Figure data in JSON:
________________________

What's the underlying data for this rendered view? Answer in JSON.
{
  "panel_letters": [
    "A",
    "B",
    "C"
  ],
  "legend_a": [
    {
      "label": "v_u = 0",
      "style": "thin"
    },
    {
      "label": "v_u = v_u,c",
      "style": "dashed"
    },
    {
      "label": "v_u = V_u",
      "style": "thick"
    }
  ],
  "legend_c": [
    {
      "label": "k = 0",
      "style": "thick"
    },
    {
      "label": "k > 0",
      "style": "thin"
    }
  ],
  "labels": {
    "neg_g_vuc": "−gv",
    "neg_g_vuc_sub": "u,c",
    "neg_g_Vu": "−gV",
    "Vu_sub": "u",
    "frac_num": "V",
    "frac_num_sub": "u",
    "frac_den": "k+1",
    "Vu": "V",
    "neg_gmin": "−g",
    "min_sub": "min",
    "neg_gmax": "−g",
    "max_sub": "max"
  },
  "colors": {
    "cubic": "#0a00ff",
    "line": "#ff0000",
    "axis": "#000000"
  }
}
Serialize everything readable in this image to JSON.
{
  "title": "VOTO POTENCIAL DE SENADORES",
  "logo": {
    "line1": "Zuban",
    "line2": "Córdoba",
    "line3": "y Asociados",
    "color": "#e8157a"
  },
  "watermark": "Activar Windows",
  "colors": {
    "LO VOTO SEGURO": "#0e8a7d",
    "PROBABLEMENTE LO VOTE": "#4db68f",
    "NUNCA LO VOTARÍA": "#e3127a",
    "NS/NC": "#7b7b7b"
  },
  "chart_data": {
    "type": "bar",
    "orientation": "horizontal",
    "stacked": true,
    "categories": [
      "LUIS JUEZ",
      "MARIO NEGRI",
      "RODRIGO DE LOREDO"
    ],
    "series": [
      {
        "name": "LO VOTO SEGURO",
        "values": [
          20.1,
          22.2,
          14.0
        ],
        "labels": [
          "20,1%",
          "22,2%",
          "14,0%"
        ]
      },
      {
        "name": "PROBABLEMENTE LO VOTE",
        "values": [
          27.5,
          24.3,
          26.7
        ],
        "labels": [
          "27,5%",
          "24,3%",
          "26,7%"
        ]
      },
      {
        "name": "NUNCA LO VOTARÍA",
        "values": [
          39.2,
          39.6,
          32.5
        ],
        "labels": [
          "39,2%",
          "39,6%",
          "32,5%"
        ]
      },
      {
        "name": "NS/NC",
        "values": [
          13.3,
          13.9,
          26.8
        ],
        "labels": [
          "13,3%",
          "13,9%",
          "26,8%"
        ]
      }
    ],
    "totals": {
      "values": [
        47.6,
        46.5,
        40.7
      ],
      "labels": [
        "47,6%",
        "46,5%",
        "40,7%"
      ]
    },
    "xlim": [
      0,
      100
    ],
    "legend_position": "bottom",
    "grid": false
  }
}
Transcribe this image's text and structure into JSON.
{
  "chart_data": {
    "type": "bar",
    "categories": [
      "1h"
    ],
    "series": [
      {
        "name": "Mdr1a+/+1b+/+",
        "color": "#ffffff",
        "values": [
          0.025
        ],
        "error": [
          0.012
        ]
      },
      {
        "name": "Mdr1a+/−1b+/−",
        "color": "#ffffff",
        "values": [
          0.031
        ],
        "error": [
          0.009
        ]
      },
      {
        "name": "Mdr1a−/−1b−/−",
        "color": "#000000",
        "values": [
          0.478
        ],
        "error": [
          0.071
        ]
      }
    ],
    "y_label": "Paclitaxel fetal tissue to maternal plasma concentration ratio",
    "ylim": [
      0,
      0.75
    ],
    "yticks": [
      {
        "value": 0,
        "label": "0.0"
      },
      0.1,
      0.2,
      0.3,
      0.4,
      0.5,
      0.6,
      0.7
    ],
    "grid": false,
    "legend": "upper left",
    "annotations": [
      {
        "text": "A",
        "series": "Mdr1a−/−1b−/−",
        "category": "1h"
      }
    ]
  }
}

________________________

◆ Work required ◆
What is needed here is an exact reproduction of all the entries.

◆ Completed task ◆
What's the underlying data for this rendered view? Answer in JSON.
{
  "panel_letters": [
    "A",
    "B",
    "C"
  ],
  "legend_a": [
    {
      "label": "v_u = 0",
      "style": "thin"
    },
    {
      "label": "v_u = v_u,c",
      "style": "dashed"
    },
    {
      "label": "v_u = V_u",
      "style": "thick"
    }
  ],
  "legend_c": [
    {
      "label": "k = 0",
      "style": "thick"
    },
    {
      "label": "k > 0",
      "style": "thin"
    }
  ],
  "labels": {
    "neg_g_vuc": "−gv",
    "neg_g_vuc_sub": "u,c",
    "neg_g_Vu": "−gV",
    "Vu_sub": "u",
    "frac_num": "V",
    "frac_num_sub": "u",
    "frac_den": "k+1",
    "Vu": "V",
    "neg_gmin": "−g",
    "min_sub": "min",
    "neg_gmax": "−g",
    "max_sub": "max"
  },
  "colors": {
    "cubic": "#0a00ff",
    "line": "#ff0000",
    "axis": "#000000"
  }
}
Serialize everything readable in this image to JSON.
{
  "title": "VOTO POTENCIAL DE SENADORES",
  "logo": {
    "line1": "Zuban",
    "line2": "Córdoba",
    "line3": "y Asociados",
    "color": "#e8157a"
  },
  "watermark": "Activar Windows",
  "colors": {
    "LO VOTO SEGURO": "#0e8a7d",
    "PROBABLEMENTE LO VOTE": "#4db68f",
    "NUNCA LO VOTARÍA": "#e3127a",
    "NS/NC": "#7b7b7b"
  },
  "chart_data": {
    "type": "bar",
    "orientation": "horizontal",
    "stacked": true,
    "categories": [
      "LUIS JUEZ",
      "MARIO NEGRI",
      "RODRIGO DE LOREDO"
    ],
    "series": [
      {
        "name": "LO VOTO SEGURO",
        "values": [
          20.1,
          22.2,
          14.0
        ],
        "labels": [
          "20,1%",
          "22,2%",
          "14,0%"
        ]
      },
      {
        "name": "PROBABLEMENTE LO VOTE",
        "values": [
          27.5,
          24.3,
          26.7
        ],
        "labels": [
          "27,5%",
          "24,3%",
          "26,7%"
        ]
      },
      {
        "name": "NUNCA LO VOTARÍA",
        "values": [
          39.2,
          39.6,
          32.5
        ],
        "labels": [
          "39,2%",
          "39,6%",
          "32,5%"
        ]
      },
      {
        "name": "NS/NC",
        "values": [
          13.3,
          13.9,
          26.8
        ],
        "labels": [
          "13,3%",
          "13,9%",
          "26,8%"
        ]
      }
    ],
    "totals": {
      "values": [
        47.6,
        46.5,
        40.7
      ],
      "labels": [
        "47,6%",
        "46,5%",
        "40,7%"
      ]
    },
    "xlim": [
      0,
      100
    ],
    "legend_position": "bottom",
    "grid": false
  }
}
Transcribe this image's text and structure into JSON.
{
  "chart_data": {
    "type": "bar",
    "categories": [
      "1h"
    ],
    "series": [
      {
        "name": "Mdr1a+/+1b+/+",
        "color": "#ffffff",
        "values": [
          0.025
        ],
        "error": [
          0.012
        ]
      },
      {
        "name": "Mdr1a+/−1b+/−",
        "color": "#ffffff",
        "values": [
          0.031
        ],
        "error": [
          0.009
        ]
      },
      {
        "name": "Mdr1a−/−1b−/−",
        "color": "#000000",
        "values": [
          0.478
        ],
        "error": [
          0.071
        ]
      }
    ],
    "y_label": "Paclitaxel fetal tissue to maternal plasma concentration ratio",
    "ylim": [
      0,
      0.75
    ],
    "yticks": [
      {
        "value": 0,
        "label": "0.0"
      },
      0.1,
      0.2,
      0.3,
      0.4,
      0.5,
      0.6,
      0.7
    ],
    "grid": false,
    "legend": "upper left",
    "annotations": [
      {
        "text": "A",
        "series": "Mdr1a−/−1b−/−",
        "category": "1h"
      }
    ]
  }
}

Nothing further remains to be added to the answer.